▸ What this task involves
Every line from the one containing "Transcribe the text in this document." to the final line of the material below must be reproduced exactly; leave out all other lines.

>> start Rows

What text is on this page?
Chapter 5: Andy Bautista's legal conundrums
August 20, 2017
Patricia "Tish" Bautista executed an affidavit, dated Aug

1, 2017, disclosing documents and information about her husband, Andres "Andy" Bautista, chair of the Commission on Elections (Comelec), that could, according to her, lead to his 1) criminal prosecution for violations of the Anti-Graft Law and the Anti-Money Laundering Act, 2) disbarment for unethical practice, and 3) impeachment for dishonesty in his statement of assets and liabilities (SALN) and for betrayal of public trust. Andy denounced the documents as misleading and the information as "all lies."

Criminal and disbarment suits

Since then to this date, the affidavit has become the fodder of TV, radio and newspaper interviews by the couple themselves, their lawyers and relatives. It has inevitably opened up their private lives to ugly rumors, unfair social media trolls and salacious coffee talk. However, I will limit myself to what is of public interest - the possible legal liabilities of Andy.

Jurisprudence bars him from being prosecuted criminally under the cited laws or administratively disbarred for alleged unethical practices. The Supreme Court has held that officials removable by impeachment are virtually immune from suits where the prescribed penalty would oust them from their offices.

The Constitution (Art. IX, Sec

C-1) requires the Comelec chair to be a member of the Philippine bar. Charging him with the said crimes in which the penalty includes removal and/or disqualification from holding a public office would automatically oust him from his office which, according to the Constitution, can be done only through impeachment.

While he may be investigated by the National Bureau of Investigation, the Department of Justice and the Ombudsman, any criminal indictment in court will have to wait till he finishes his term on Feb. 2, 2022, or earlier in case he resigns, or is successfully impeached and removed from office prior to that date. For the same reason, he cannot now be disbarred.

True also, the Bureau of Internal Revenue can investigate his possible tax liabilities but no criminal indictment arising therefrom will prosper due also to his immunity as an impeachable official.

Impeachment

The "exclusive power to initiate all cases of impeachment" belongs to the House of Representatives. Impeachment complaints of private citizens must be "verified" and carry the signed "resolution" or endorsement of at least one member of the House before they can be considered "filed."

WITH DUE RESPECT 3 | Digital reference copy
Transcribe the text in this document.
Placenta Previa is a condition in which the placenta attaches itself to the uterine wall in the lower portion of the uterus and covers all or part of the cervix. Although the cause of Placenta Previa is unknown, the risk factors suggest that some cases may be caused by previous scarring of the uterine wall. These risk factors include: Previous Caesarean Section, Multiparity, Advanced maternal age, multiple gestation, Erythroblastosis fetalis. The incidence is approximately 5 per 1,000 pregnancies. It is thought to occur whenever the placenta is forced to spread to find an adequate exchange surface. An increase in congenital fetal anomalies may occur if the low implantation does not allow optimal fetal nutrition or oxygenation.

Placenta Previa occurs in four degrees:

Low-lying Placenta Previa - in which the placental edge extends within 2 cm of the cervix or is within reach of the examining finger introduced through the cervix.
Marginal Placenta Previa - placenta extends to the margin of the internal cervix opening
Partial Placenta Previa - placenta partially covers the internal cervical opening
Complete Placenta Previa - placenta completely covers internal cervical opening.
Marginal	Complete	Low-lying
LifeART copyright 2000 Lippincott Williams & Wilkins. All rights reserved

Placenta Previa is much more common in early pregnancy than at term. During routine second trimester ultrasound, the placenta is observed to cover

>> end Rows

▸ Answer to this problem
Transcribe the text in this document.
Placenta Previa is a condition in which the placenta attaches itself to the uterine wall in the lower portion of the uterus and covers all or part of the cervix. Although the cause of Placenta Previa is unknown, the risk factors suggest that some cases may be caused by previous scarring of the uterine wall. These risk factors include: Previous Caesarean Section, Multiparity, Advanced maternal age, multiple gestation, Erythroblastosis fetalis. The incidence is approximately 5 per 1,000 pregnancies. It is thought to occur whenever the placenta is forced to spread to find an adequate exchange surface. An increase in congenital fetal anomalies may occur if the low implantation does not allow optimal fetal nutrition or oxygenation.

Placenta Previa occurs in four degrees:

Low-lying Placenta Previa - in which the placental edge extends within 2 cm of the cervix or is within reach of the examining finger introduced through the cervix.
Marginal Placenta Previa - placenta extends to the margin of the internal cervix opening
Partial Placenta Previa - placenta partially covers the internal cervical opening
Complete Placenta Previa - placenta completely covers internal cervical opening.
Marginal	Complete	Low-lying
LifeART copyright 2000 Lippincott Williams & Wilkins. All rights reserved

Placenta Previa is much more common in early pregnancy than at term. During routine second trimester ultrasound, the placenta is observed to cover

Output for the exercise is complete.